Extracted data entries
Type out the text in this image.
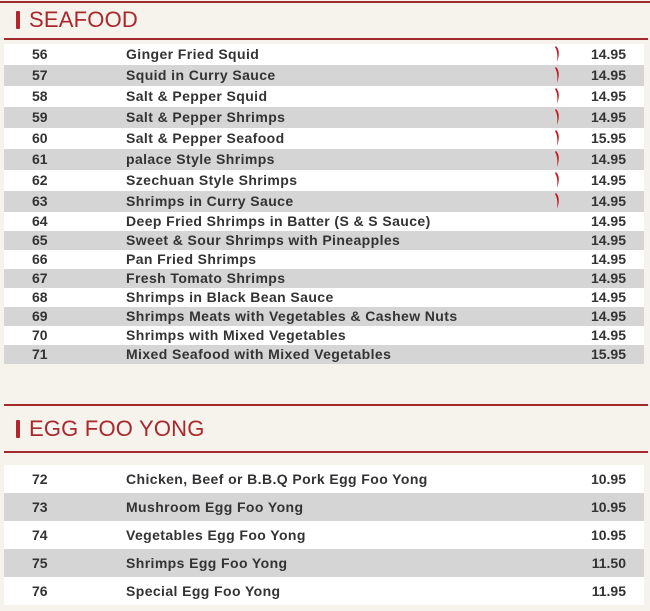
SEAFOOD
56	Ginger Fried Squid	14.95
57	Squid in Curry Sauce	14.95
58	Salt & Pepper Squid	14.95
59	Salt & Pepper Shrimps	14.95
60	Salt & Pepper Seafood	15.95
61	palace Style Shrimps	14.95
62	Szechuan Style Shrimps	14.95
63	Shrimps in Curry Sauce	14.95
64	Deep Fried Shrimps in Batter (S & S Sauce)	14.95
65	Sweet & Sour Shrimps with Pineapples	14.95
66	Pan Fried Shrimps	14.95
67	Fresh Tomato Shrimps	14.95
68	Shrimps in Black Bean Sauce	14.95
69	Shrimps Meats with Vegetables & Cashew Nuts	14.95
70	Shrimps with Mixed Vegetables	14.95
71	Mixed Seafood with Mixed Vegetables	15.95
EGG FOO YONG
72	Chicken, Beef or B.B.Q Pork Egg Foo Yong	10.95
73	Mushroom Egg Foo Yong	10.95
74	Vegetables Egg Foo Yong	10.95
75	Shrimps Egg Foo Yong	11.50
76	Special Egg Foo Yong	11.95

= TASK STATEMENT =
Without the pictures, reproduce every line of the records above exactly.

= OUTPUT OF THE EXERCISE =
Type out the text in this image.
SEAFOOD
56	Ginger Fried Squid	14.95
57	Squid in Curry Sauce	14.95
58	Salt & Pepper Squid	14.95
59	Salt & Pepper Shrimps	14.95
60	Salt & Pepper Seafood	15.95
61	palace Style Shrimps	14.95
62	Szechuan Style Shrimps	14.95
63	Shrimps in Curry Sauce	14.95
64	Deep Fried Shrimps in Batter (S & S Sauce)	14.95
65	Sweet & Sour Shrimps with Pineapples	14.95
66	Pan Fried Shrimps	14.95
67	Fresh Tomato Shrimps	14.95
68	Shrimps in Black Bean Sauce	14.95
69	Shrimps Meats with Vegetables & Cashew Nuts	14.95
70	Shrimps with Mixed Vegetables	14.95
71	Mixed Seafood with Mixed Vegetables	15.95
EGG FOO YONG
72	Chicken, Beef or B.B.Q Pork Egg Foo Yong	10.95
73	Mushroom Egg Foo Yong	10.95
74	Vegetables Egg Foo Yong	10.95
75	Shrimps Egg Foo Yong	11.50
76	Special Egg Foo Yong	11.95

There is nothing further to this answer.